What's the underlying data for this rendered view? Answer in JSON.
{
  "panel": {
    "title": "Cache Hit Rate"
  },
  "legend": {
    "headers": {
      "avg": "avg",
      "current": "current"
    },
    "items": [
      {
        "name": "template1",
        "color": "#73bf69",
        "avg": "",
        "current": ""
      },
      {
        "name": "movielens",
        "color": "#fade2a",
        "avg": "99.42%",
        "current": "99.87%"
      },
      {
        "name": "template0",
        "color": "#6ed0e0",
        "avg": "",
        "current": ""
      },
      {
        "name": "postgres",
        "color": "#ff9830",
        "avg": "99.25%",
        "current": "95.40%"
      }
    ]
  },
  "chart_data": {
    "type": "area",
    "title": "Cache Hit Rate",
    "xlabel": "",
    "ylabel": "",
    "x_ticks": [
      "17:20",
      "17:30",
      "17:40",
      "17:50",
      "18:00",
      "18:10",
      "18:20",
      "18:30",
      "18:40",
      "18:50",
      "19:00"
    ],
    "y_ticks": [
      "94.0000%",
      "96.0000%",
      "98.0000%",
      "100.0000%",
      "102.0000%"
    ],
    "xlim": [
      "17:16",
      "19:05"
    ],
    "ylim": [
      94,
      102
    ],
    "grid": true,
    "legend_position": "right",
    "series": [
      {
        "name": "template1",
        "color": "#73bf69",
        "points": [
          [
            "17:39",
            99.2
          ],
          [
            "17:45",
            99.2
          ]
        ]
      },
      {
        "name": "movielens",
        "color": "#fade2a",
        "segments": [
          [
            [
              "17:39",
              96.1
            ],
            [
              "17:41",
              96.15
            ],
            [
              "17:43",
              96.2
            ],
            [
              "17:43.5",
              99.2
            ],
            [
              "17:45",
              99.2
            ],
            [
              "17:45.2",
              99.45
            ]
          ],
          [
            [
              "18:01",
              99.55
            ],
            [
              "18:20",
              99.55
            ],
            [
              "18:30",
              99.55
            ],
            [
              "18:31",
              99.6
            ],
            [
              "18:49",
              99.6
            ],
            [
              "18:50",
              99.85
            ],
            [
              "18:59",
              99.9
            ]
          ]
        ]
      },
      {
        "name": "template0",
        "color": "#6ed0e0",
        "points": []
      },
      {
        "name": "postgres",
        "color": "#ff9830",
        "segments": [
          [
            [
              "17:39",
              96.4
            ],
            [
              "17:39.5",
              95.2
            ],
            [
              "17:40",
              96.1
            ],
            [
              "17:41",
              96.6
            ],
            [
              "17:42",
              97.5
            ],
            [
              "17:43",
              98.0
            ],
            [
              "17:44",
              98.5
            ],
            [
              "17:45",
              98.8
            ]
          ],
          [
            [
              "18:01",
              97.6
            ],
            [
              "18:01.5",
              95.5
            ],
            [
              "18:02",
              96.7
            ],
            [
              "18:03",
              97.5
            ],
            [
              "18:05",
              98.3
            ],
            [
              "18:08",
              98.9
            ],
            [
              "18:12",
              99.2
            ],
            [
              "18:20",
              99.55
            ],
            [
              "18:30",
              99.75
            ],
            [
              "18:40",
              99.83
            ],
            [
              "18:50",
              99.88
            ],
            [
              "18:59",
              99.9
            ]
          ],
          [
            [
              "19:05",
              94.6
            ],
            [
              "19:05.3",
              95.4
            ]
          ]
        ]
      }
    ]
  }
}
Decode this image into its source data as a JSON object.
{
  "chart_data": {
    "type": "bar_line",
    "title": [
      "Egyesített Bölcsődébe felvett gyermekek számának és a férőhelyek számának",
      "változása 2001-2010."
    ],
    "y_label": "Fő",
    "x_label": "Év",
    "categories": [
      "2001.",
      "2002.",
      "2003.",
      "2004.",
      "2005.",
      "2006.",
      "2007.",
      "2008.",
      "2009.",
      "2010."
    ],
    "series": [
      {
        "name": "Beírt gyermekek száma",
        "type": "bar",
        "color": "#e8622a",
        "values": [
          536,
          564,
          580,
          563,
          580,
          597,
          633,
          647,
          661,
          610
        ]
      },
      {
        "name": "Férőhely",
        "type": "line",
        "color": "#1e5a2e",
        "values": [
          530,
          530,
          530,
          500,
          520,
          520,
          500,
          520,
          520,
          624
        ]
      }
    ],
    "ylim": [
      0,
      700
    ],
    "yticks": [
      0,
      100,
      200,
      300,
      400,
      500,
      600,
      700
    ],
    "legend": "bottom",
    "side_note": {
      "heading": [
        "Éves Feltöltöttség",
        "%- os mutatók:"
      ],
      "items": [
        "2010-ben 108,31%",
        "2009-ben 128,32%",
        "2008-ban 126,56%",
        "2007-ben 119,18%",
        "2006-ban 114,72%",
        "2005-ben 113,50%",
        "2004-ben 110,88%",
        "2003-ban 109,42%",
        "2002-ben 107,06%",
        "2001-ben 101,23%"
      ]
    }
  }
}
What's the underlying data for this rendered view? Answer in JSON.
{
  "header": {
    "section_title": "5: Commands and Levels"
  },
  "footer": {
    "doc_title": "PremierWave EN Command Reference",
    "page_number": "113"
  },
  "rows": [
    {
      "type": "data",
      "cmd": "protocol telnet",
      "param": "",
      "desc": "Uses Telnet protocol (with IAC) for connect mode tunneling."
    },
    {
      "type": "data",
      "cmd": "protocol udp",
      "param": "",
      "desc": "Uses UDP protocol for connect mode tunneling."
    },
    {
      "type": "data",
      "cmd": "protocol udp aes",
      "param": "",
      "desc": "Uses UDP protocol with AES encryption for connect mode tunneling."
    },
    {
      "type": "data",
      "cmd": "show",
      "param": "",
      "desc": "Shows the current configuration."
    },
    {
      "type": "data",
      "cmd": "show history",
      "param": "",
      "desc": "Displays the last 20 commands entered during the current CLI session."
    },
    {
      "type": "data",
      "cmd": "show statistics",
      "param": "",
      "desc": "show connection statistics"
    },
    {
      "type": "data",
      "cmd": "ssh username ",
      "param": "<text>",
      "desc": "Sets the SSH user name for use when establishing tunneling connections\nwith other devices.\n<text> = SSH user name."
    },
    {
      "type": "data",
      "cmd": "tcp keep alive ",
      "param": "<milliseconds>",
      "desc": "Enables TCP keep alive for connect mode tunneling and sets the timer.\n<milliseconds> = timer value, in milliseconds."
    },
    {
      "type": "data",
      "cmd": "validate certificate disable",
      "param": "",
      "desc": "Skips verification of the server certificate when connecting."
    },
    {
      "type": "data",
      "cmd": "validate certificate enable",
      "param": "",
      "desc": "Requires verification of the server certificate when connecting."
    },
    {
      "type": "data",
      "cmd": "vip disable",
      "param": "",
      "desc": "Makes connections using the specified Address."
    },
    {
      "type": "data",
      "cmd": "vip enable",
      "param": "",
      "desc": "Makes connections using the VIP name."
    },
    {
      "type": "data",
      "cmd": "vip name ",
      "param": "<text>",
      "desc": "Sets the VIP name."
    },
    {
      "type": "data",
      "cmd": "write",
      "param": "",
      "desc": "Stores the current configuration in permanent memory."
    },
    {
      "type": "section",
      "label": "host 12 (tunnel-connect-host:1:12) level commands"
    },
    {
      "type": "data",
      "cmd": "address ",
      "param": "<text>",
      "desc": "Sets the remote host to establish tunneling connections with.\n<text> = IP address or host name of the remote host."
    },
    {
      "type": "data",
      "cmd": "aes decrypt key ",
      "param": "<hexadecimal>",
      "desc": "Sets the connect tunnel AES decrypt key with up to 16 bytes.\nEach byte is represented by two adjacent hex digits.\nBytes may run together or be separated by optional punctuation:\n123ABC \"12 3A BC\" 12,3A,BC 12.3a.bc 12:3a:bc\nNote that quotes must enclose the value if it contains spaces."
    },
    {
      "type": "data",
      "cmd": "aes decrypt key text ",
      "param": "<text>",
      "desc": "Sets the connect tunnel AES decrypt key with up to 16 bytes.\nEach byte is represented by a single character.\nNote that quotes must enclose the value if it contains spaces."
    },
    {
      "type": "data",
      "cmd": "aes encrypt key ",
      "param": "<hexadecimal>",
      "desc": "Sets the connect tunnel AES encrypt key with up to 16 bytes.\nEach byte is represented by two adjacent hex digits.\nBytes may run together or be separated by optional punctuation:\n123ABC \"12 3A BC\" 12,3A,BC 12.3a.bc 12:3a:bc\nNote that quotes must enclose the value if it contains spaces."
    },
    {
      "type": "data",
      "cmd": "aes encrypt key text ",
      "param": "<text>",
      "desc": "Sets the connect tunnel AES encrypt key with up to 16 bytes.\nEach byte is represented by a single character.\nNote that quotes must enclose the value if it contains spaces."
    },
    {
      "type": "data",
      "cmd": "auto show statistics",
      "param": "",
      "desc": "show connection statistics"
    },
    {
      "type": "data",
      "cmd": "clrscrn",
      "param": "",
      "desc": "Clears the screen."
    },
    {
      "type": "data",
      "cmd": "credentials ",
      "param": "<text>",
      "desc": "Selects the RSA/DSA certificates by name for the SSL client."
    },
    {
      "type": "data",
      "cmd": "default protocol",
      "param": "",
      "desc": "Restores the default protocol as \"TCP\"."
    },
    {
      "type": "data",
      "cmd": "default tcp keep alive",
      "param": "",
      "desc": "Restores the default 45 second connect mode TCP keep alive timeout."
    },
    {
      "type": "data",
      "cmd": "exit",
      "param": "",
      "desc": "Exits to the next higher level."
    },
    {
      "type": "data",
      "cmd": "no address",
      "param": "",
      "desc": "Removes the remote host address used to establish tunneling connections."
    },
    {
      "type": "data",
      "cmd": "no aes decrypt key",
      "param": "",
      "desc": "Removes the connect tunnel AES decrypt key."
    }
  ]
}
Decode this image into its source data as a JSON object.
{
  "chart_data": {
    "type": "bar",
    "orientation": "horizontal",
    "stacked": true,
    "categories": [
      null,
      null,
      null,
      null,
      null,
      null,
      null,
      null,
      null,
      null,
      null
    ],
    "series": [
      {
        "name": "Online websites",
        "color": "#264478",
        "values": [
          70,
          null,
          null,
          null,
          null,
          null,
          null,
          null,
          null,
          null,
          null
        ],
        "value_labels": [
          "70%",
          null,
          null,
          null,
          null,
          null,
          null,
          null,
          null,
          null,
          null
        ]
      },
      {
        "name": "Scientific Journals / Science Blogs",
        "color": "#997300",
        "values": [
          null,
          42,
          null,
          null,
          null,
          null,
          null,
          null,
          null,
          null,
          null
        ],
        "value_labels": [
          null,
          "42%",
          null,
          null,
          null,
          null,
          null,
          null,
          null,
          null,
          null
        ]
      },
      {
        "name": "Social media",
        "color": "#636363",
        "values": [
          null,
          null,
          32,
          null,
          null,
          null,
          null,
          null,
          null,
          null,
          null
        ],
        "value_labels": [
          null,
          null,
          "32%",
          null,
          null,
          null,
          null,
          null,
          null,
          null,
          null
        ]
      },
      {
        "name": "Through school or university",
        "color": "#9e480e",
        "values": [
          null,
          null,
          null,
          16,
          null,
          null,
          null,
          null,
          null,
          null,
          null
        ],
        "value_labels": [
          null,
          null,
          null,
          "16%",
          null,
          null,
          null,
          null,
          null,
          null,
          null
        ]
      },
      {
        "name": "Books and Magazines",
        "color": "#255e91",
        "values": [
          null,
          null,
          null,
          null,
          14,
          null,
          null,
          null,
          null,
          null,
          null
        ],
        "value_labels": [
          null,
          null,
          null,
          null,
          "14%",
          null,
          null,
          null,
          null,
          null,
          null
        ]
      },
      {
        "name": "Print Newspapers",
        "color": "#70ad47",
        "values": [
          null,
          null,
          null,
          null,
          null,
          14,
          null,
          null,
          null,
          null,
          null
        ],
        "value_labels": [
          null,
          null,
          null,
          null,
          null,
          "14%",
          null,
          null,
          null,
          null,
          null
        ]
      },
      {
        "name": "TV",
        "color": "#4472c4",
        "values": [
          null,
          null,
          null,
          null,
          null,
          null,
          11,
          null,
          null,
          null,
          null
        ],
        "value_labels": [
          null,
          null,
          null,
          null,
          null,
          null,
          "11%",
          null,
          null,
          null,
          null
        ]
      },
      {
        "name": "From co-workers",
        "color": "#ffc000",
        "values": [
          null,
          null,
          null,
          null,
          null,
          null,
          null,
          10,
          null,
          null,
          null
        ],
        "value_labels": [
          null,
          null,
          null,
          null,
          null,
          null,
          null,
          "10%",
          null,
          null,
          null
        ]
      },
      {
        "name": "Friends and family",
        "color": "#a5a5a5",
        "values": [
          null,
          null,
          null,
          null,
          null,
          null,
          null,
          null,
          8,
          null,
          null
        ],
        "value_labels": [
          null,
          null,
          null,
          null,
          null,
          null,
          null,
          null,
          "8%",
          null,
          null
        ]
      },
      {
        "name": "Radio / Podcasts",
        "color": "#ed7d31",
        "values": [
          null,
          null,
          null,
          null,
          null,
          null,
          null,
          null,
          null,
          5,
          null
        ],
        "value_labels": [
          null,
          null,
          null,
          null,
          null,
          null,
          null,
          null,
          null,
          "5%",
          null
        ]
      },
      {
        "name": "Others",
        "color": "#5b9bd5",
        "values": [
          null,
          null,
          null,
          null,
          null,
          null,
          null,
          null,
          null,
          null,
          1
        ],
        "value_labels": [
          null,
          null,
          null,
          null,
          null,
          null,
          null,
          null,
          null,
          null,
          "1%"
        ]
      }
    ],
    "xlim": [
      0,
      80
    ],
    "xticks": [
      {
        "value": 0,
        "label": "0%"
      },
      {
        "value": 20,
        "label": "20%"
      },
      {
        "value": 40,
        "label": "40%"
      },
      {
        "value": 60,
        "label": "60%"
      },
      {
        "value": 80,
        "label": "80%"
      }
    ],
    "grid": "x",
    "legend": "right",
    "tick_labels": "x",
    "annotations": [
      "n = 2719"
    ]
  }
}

-=-=-=-=-

**Work required**
Copy out all lines above that include the string "default".

**Written solution**
      "cmd": "default protocol",
      "desc": "Restores the default protocol as \"TCP\"."
      "cmd": "default tcp keep alive",
      "desc": "Restores the default 45 second connect mode TCP keep alive timeout."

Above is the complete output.